==== RECORD LIST ====

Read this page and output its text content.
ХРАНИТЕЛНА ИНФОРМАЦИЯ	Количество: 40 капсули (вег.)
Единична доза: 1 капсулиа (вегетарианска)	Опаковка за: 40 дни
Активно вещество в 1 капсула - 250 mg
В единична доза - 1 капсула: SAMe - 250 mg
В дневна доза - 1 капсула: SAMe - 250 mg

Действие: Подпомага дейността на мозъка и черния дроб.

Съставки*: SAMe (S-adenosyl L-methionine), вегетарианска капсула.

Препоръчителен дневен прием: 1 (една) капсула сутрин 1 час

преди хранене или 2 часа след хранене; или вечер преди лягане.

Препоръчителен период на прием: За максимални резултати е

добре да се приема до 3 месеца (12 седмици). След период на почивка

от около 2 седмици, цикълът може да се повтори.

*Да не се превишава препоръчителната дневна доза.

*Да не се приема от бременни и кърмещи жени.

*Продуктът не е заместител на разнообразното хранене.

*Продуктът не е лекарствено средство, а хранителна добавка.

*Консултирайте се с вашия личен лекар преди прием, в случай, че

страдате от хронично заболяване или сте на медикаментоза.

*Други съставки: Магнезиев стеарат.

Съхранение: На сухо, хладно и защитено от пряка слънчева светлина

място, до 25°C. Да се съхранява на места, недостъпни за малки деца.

====

→ **STATED TASK**
Give back the whole listing exactly as it reads.

→ **RIGHT ANSWER**
Read this page and output its text content.
ХРАНИТЕЛНА ИНФОРМАЦИЯ	Количество: 40 капсули (вег.)
Единична доза: 1 капсулиа (вегетарианска)	Опаковка за: 40 дни
Активно вещество в 1 капсула - 250 mg
В единична доза - 1 капсула: SAMe - 250 mg
В дневна доза - 1 капсула: SAMe - 250 mg

Действие: Подпомага дейността на мозъка и черния дроб.

Съставки*: SAMe (S-adenosyl L-methionine), вегетарианска капсула.

Препоръчителен дневен прием: 1 (една) капсула сутрин 1 час

преди хранене или 2 часа след хранене; или вечер преди лягане.

Препоръчителен период на прием: За максимални резултати е

добре да се приема до 3 месеца (12 седмици). След период на почивка

от около 2 седмици, цикълът може да се повтори.

*Да не се превишава препоръчителната дневна доза.

*Да не се приема от бременни и кърмещи жени.

*Продуктът не е заместител на разнообразното хранене.

*Продуктът не е лекарствено средство, а хранителна добавка.

*Консултирайте се с вашия личен лекар преди прием, в случай, че

страдате от хронично заболяване или сте на медикаментоза.

*Други съставки: Магнезиев стеарат.

Съхранение: На сухо, хладно и защитено от пряка слънчева светлина

място, до 25°C. Да се съхранява на места, недостъпни за малки деца.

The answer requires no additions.